Incremental efficient frontier

In this tutorial, I quickly describe how to compute and update an efficient frontier in adding stocks to an existing porfolio with R.

Step 1: Efficient frontier

First let’s write a simple code for an efficient frontier computation


efficient_frontier = function(MRet                         #matrix of returns (MRet)
                              , rangeMu)                   #range (sequence) of target expected returns (rangeMu)
  uM <- dim(MRet)[1]                                       #get the row (uM) and column (pM) dimensions of the matrix of returns
  pM <- dim(MRet)[2]
  expRet <- colMeans(MRet)                                 #compute the portfolio's individual stocks expected returns

  Omega = var(MRet)                                        #compute the sample var-covar matrix

  unityVec <- rep(1, pM)                                   #define a constraints vector (weights of the portfolio must sum to one)
  A <- rbind(expRet, unityVec)                             #define a matrix of constraints (weights sum to one and variance will match a                                                                   #target level of expected returns)        

  n <- length(rangeMu)                                     #get the length of the target range (sequence)

◆ INFORMATION PROVIDED:
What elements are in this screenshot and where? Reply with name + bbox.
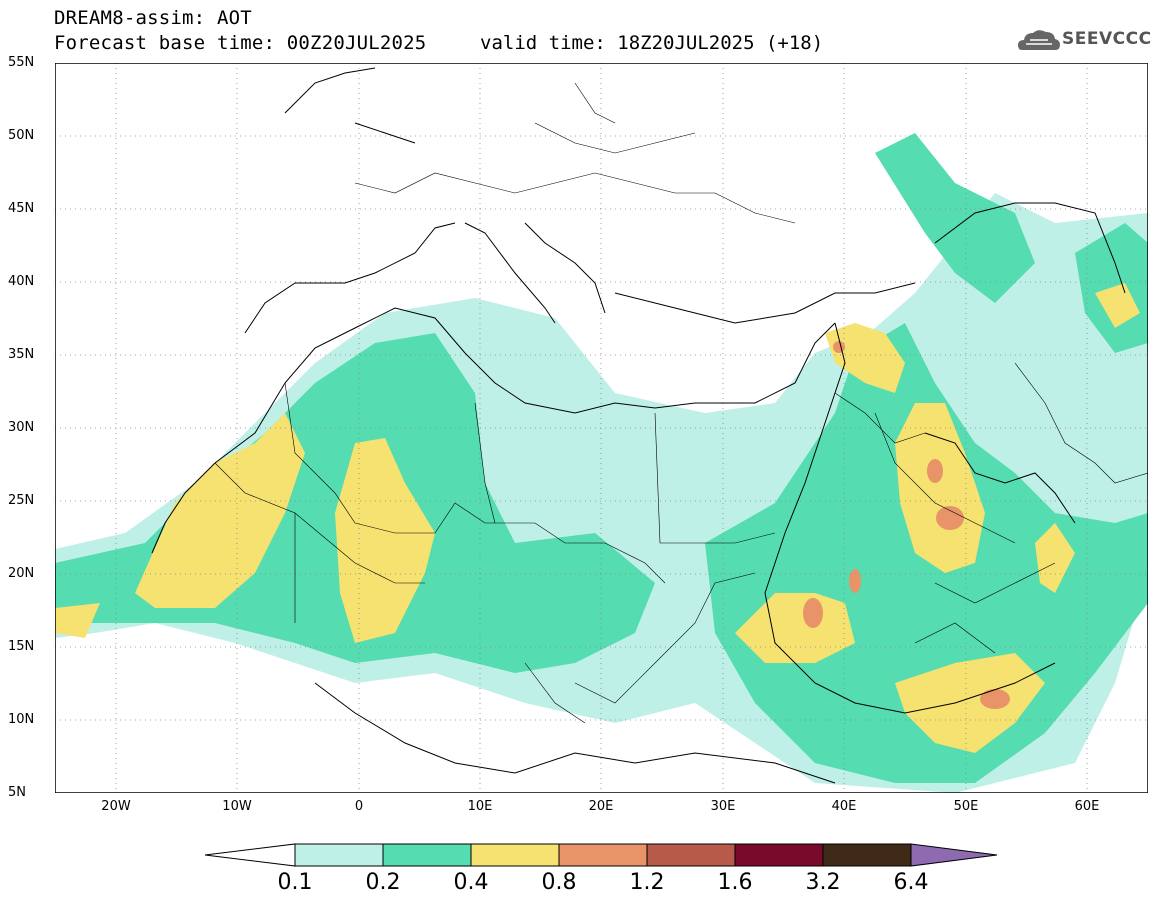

◆ STATED PROBLEM:
Pick up the efficient frontier tutorial after its last line and keep writing it. The data has nothing to do with what follows.

◆ SOLVED EXERCISE:
  myVar <- rep(NA, n)                                      #define an empty variance vector
  myWeights <- matrix(data = NA, nrow = n, ncol = pM)      #define an empty matrix of weights for each stock at each level of target
                                                           #expected returns
  for(i in 1:n)                                            #loop over the target expected returns range and compute variances and weights 
    b <- matrix(data = c(rangeMu[i], 1), nrow = 2)
    myVar[i] <- t(b) %*% solve(A %*% solve(Omega) %*% t(A)) %*% b
    myWeights[i,] <- solve(Omega) %*% t(A) %*% solve(A %*% solve(Omega) %*% t(A)) %*% b

  mySd <- myVar^0.5                                        #compute the standard deviation vector
  return(mySd)                                             #return the standard deviation vector

Step 2: Incremental efficient frontier


efficient_frontier_increment = function(MRet)                      #define a function that takes as argument a matrix of returns (MRet)
  pM <- dim(MRet)[2]                                               #get the column (pM) dimension of the matrix of returns
  rangeMu <- seq(-0.01, 0.05, 0.001)                               #hard code the vector of expected returns (can be passed as argument)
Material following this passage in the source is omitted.